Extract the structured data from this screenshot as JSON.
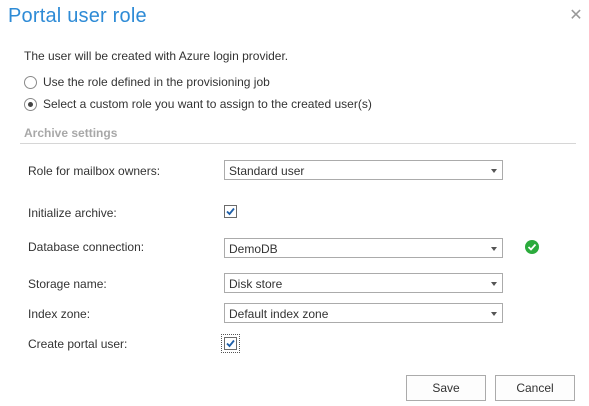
{
  "dialog": {
    "title": "Portal user role",
    "info_text": "The user will be created with Azure login provider."
  },
  "role_options": [
    {
      "label": "Use the role defined in the provisioning job",
      "selected": false
    },
    {
      "label": "Select a custom role you want to assign to the created user(s)",
      "selected": true
    }
  ],
  "archive": {
    "section_title": "Archive settings",
    "role_label": "Role for mailbox owners:",
    "role_value": "Standard user",
    "initialize_label": "Initialize archive:",
    "initialize_checked": true,
    "database_label": "Database connection:",
    "database_value": "DemoDB",
    "database_status_icon": "check-circle-icon",
    "database_status_color": "#2bab3c",
    "storage_label": "Storage name:",
    "storage_value": "Disk store",
    "index_label": "Index zone:",
    "index_value": "Default index zone",
    "create_label": "Create portal user:",
    "create_checked": true
  },
  "buttons": {
    "save": "Save",
    "cancel": "Cancel"
  },
  "colors": {
    "title": "#2e8bd6",
    "checkmark": "#1e5fa8"
  }
}
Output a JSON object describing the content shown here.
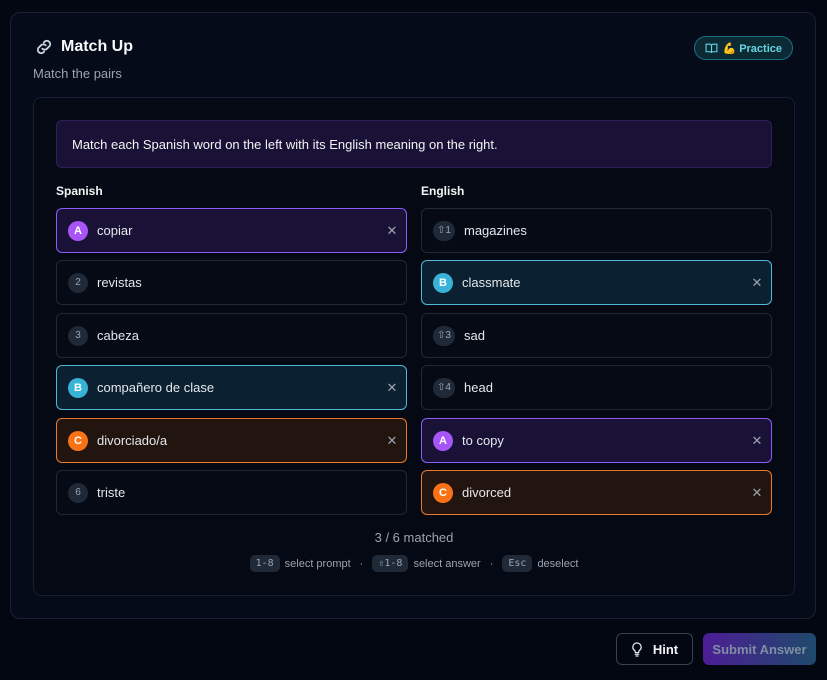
{
  "header": {
    "title": "Match Up",
    "subtitle": "Match the pairs",
    "badge": "💪 Practice"
  },
  "instruction": "Match each Spanish word on the left with its English meaning on the right.",
  "left": {
    "heading": "Spanish",
    "items": [
      {
        "marker": "A",
        "label": "copiar",
        "match": "a"
      },
      {
        "marker": "2",
        "label": "revistas",
        "match": ""
      },
      {
        "marker": "3",
        "label": "cabeza",
        "match": ""
      },
      {
        "marker": "B",
        "label": "compañero de clase",
        "match": "b"
      },
      {
        "marker": "C",
        "label": "divorciado/a",
        "match": "c"
      },
      {
        "marker": "6",
        "label": "triste",
        "match": ""
      }
    ]
  },
  "right": {
    "heading": "English",
    "items": [
      {
        "marker": "⇧1",
        "label": "magazines",
        "match": ""
      },
      {
        "marker": "B",
        "label": "classmate",
        "match": "b"
      },
      {
        "marker": "⇧3",
        "label": "sad",
        "match": ""
      },
      {
        "marker": "⇧4",
        "label": "head",
        "match": ""
      },
      {
        "marker": "A",
        "label": "to copy",
        "match": "a"
      },
      {
        "marker": "C",
        "label": "divorced",
        "match": "c"
      }
    ]
  },
  "status": "3 / 6 matched",
  "shortcuts": {
    "key1": "1-8",
    "text1": "select prompt",
    "key2": "⇧1-8",
    "text2": "select answer",
    "key3": "Esc",
    "text3": "deselect",
    "separator": "·"
  },
  "buttons": {
    "hint": "Hint",
    "submit": "Submit Answer"
  },
  "colors": {
    "match_a": "#a855f7",
    "match_b": "#38b2d6",
    "match_c": "#f97316"
  }
}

- - -

# Task prompt:
Copy out each record shown above without alteration, skipping any picture.

# The completed task:
Extract the structured data from this screenshot as JSON.
{
  "dialog": {
    "title": "Portal user role",
    "info_text": "The user will be created with Azure login provider."
  },
  "role_options": [
    {
      "label": "Use the role defined in the provisioning job",
      "selected": false
    },
    {
      "label": "Select a custom role you want to assign to the created user(s)",
      "selected": true
    }
  ],
  "archive": {
    "section_title": "Archive settings",
    "role_label": "Role for mailbox owners:",
    "role_value": "Standard user",
    "initialize_label": "Initialize archive:",
    "initialize_checked": true,
    "database_label": "Database connection:",
    "database_value": "DemoDB",
    "database_status_icon": "check-circle-icon",
    "database_status_color": "#2bab3c",
    "storage_label": "Storage name:",
    "storage_value": "Disk store",
    "index_label": "Index zone:",
    "index_value": "Default index zone",
    "create_label": "Create portal user:",
    "create_checked": true
  },
  "buttons": {
    "save": "Save",
    "cancel": "Cancel"
  },
  "colors": {
    "title": "#2e8bd6",
    "checkmark": "#1e5fa8"
  }
}
Output a JSON object describing the content shown here.
{
  "header": {
    "title": "Match Up",
    "subtitle": "Match the pairs",
    "badge": "💪 Practice"
  },
  "instruction": "Match each Spanish word on the left with its English meaning on the right.",
  "left": {
    "heading": "Spanish",
    "items": [
      {
        "marker": "A",
        "label": "copiar",
        "match": "a"
      },
      {
        "marker": "2",
        "label": "revistas",
        "match": ""
      },
      {
        "marker": "3",
        "label": "cabeza",
        "match": ""
      },
      {
        "marker": "B",
        "label": "compañero de clase",
        "match": "b"
      },
      {
        "marker": "C",
        "label": "divorciado/a",
        "match": "c"
      },
      {
        "marker": "6",
        "label": "triste",
        "match": ""
      }
    ]
  },
  "right": {
    "heading": "English",
    "items": [
      {
        "marker": "⇧1",
        "label": "magazines",
        "match": ""
      },
      {
        "marker": "B",
        "label": "classmate",
        "match": "b"
      },
      {
        "marker": "⇧3",
        "label": "sad",
        "match": ""
      },
      {
        "marker": "⇧4",
        "label": "head",
        "match": ""
      },
      {
        "marker": "A",
        "label": "to copy",
        "match": "a"
      },
      {
        "marker": "C",
        "label": "divorced",
        "match": "c"
      }
    ]
  },
  "status": "3 / 6 matched",
  "shortcuts": {
    "key1": "1-8",
    "text1": "select prompt",
    "key2": "⇧1-8",
    "text2": "select answer",
    "key3": "Esc",
    "text3": "deselect",
    "separator": "·"
  },
  "buttons": {
    "hint": "Hint",
    "submit": "Submit Answer"
  },
  "colors": {
    "match_a": "#a855f7",
    "match_b": "#38b2d6",
    "match_c": "#f97316"
  }
}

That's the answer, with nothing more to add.